JOB: An exact reproduction of the records is required, with all images left out.

-- begin --

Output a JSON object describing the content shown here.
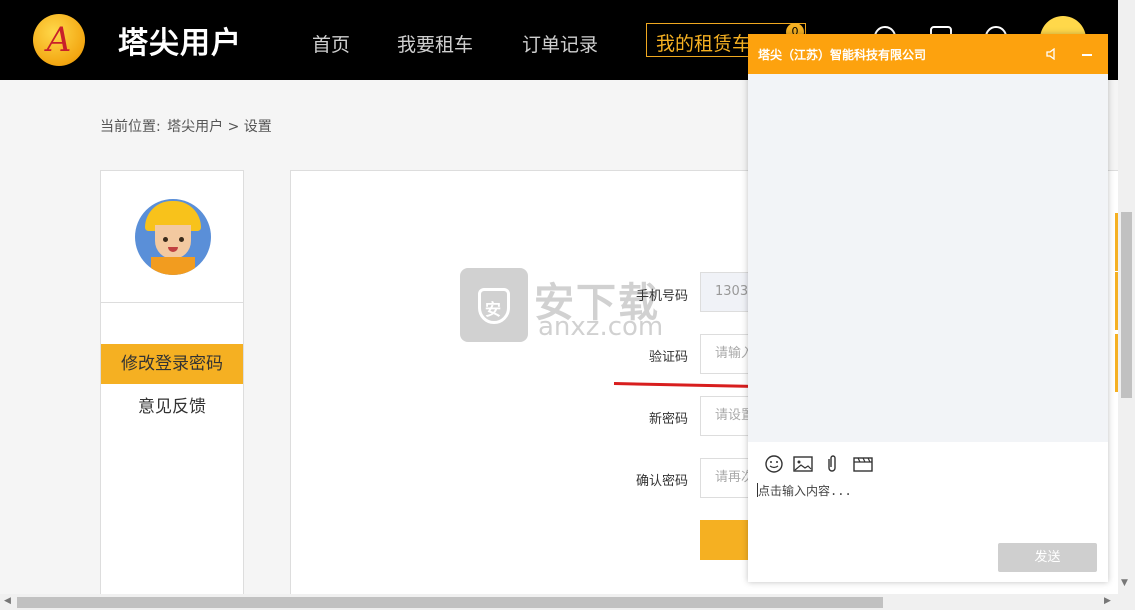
{
  "header": {
    "logo_letter": "A",
    "brand": "塔尖用户",
    "nav": [
      "首页",
      "我要租车",
      "订单记录"
    ],
    "lease_label": "我的租赁车",
    "cart_count": "0",
    "accent_color": "#f5b022"
  },
  "breadcrumb": {
    "label": "当前位置:",
    "path": "塔尖用户 > 设置"
  },
  "sidebar": {
    "items": [
      {
        "label": "修改登录密码",
        "active": true
      },
      {
        "label": "意见反馈",
        "active": false
      }
    ]
  },
  "form": {
    "fields": [
      {
        "label": "手机号码",
        "value": "1303",
        "placeholder": ""
      },
      {
        "label": "验证码",
        "value": "",
        "placeholder": "请输入"
      },
      {
        "label": "新密码",
        "value": "",
        "placeholder": "请设置"
      },
      {
        "label": "确认密码",
        "value": "",
        "placeholder": "请再次"
      }
    ]
  },
  "watermark": {
    "shield": "安",
    "title": "安下载",
    "subtitle": "anxz.com"
  },
  "chat": {
    "title": "塔尖（江苏）智能科技有限公司",
    "input_placeholder": "点击输入内容...",
    "send_label": "发送",
    "tools": [
      "emoji-icon",
      "image-icon",
      "attachment-icon",
      "video-icon"
    ],
    "header_color": "#fda20e"
  }
}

-- end --

FINAL RESULT:
Output a JSON object describing the content shown here.
{
  "header": {
    "logo_letter": "A",
    "brand": "塔尖用户",
    "nav": [
      "首页",
      "我要租车",
      "订单记录"
    ],
    "lease_label": "我的租赁车",
    "cart_count": "0",
    "accent_color": "#f5b022"
  },
  "breadcrumb": {
    "label": "当前位置:",
    "path": "塔尖用户 > 设置"
  },
  "sidebar": {
    "items": [
      {
        "label": "修改登录密码",
        "active": true
      },
      {
        "label": "意见反馈",
        "active": false
      }
    ]
  },
  "form": {
    "fields": [
      {
        "label": "手机号码",
        "value": "1303",
        "placeholder": ""
      },
      {
        "label": "验证码",
        "value": "",
        "placeholder": "请输入"
      },
      {
        "label": "新密码",
        "value": "",
        "placeholder": "请设置"
      },
      {
        "label": "确认密码",
        "value": "",
        "placeholder": "请再次"
      }
    ]
  },
  "watermark": {
    "shield": "安",
    "title": "安下载",
    "subtitle": "anxz.com"
  },
  "chat": {
    "title": "塔尖（江苏）智能科技有限公司",
    "input_placeholder": "点击输入内容...",
    "send_label": "发送",
    "tools": [
      "emoji-icon",
      "image-icon",
      "attachment-icon",
      "video-icon"
    ],
    "header_color": "#fda20e"
  }
}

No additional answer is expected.